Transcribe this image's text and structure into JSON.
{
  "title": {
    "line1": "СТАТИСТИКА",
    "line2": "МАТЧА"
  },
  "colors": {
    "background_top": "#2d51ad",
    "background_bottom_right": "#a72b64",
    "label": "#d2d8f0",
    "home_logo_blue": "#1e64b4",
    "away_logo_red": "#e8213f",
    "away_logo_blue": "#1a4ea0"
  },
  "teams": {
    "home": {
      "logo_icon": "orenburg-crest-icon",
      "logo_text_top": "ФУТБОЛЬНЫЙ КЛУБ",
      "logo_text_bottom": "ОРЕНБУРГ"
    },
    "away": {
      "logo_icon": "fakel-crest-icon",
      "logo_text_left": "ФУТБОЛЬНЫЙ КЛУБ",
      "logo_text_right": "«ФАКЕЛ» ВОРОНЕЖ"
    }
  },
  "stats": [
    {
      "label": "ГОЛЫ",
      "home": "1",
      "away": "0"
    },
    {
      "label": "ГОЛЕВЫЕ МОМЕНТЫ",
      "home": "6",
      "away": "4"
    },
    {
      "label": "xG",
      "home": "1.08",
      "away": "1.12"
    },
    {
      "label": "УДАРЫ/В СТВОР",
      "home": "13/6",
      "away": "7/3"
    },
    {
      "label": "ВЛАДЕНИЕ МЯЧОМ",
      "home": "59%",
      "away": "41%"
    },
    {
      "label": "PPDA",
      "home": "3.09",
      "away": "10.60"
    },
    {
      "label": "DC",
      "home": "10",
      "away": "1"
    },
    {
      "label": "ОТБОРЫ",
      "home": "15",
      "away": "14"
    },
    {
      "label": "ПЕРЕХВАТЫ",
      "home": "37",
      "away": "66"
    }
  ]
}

==========

▸ **Problem**
Give all the records again. Match them exactly.

▸ **Reply to the exercise**
Transcribe this image's text and structure into JSON.
{
  "title": {
    "line1": "СТАТИСТИКА",
    "line2": "МАТЧА"
  },
  "colors": {
    "background_top": "#2d51ad",
    "background_bottom_right": "#a72b64",
    "label": "#d2d8f0",
    "home_logo_blue": "#1e64b4",
    "away_logo_red": "#e8213f",
    "away_logo_blue": "#1a4ea0"
  },
  "teams": {
    "home": {
      "logo_icon": "orenburg-crest-icon",
      "logo_text_top": "ФУТБОЛЬНЫЙ КЛУБ",
      "logo_text_bottom": "ОРЕНБУРГ"
    },
    "away": {
      "logo_icon": "fakel-crest-icon",
      "logo_text_left": "ФУТБОЛЬНЫЙ КЛУБ",
      "logo_text_right": "«ФАКЕЛ» ВОРОНЕЖ"
    }
  },
  "stats": [
    {
      "label": "ГОЛЫ",
      "home": "1",
      "away": "0"
    },
    {
      "label": "ГОЛЕВЫЕ МОМЕНТЫ",
      "home": "6",
      "away": "4"
    },
    {
      "label": "xG",
      "home": "1.08",
      "away": "1.12"
    },
    {
      "label": "УДАРЫ/В СТВОР",
      "home": "13/6",
      "away": "7/3"
    },
    {
      "label": "ВЛАДЕНИЕ МЯЧОМ",
      "home": "59%",
      "away": "41%"
    },
    {
      "label": "PPDA",
      "home": "3.09",
      "away": "10.60"
    },
    {
      "label": "DC",
      "home": "10",
      "away": "1"
    },
    {
      "label": "ОТБОРЫ",
      "home": "15",
      "away": "14"
    },
    {
      "label": "ПЕРЕХВАТЫ",
      "home": "37",
      "away": "66"
    }
  ]
}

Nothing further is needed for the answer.